Pourriez-vous citer en entier, sans rien modifier, l'extrait ci-dessous sur les forces de Casimir ?

Extrait retenu:
━━━━━━━━━━━━━━━━

Les mêmes forces qui permettent aux fourmis ou bien aux geckos de se mouvoir aisément sur les murs de votre maison affectent sensiblement tout être vivant ou objet suffisamment petit. Cette adhérence bénéfique aux animaux est un véritable cauchemar pour nos appareils électroniques, dont les constituants collent alors les uns aux autres. Prof. Ulf Leonhardt, de l’Institut Weizmann, et Dr. Ephraim Shahmoon, chercheur à l’Université de Harvard, se sont attaqués à ce problème en s’attelant à l’étude d’une branche peu explorée de la physique moderne, celle des forces liées aux fluctuations du vide.

Prof. Ulf Leonhardt, de l’Institut Weizmann, et son ancien étudiant, Dr. Ephraim Shahmoon, dorénavant chercheur à l’Université de Harvard, suggèrent qu’une compréhension poussée des forces dites de Casimir pourrait aider à la résolution de problèmes qui impactent la conception des appareils électroniques. Ces forces d’origines quantiques, qui permettent aux geckos ou bien aux fourmis de se déplacer sur les murs, sont aussi un fléau pour les designers de matériel électronique car, à cause d’elles, les constituants de circuits électroniques adhèrent les uns aux autres. Cela impacte par exemple le bon fonctionnement des gyroscopes dans votre téléphone portable ou le déclenchement des airbags dans votre voiture. Plus généralement, ces forces affectent les propriétés des briques de base de tout circuit électronique : les résistances et les condensateurs.

━━━━━━━━━━━━━━━━

Données enregistrées:
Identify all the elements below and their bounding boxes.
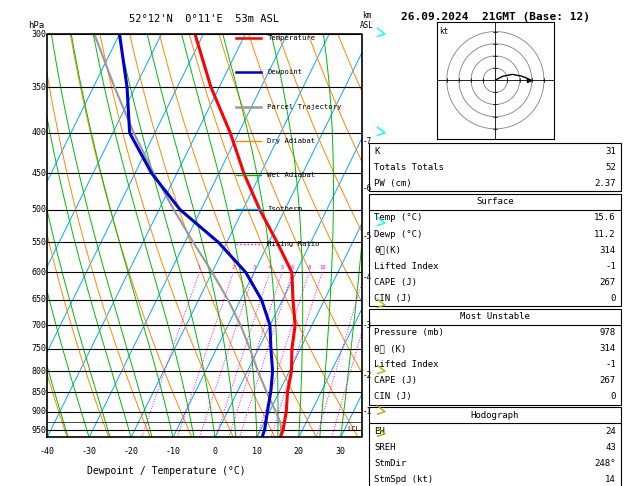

━━━━━━━━━━━━━━━━

Corrigé:
Les mêmes forces qui permettent aux fourmis ou bien aux geckos de se mouvoir aisément sur les murs de votre maison affectent sensiblement tout être vivant ou objet suffisamment petit. Cette adhérence bénéfique aux animaux est un véritable cauchemar pour nos appareils électroniques, dont les constituants collent alors les uns aux autres. Prof. Ulf Leonhardt, de l’Institut Weizmann, et Dr. Ephraim Shahmoon, chercheur à l’Université de Harvard, se sont attaqués à ce problème en s’attelant à l’étude d’une branche peu explorée de la physique moderne, celle des forces liées aux fluctuations du vide.

Prof. Ulf Leonhardt, de l’Institut Weizmann, et son ancien étudiant, Dr. Ephraim Shahmoon, dorénavant chercheur à l’Université de Harvard, suggèrent qu’une compréhension poussée des forces dites de Casimir pourrait aider à la résolution de problèmes qui impactent la conception des appareils électroniques. Ces forces d’origines quantiques, qui permettent aux geckos ou bien aux fourmis de se déplacer sur les murs, sont aussi un fléau pour les designers de matériel électronique car, à cause d’elles, les constituants de circuits électroniques adhèrent les uns aux autres. Cela impacte par exemple le bon fonctionnement des gyroscopes dans votre téléphone portable ou le déclenchement des airbags dans votre voiture. Plus généralement, ces forces affectent les propriétés des briques de base de tout circuit électronique : les résistances et les condensateurs.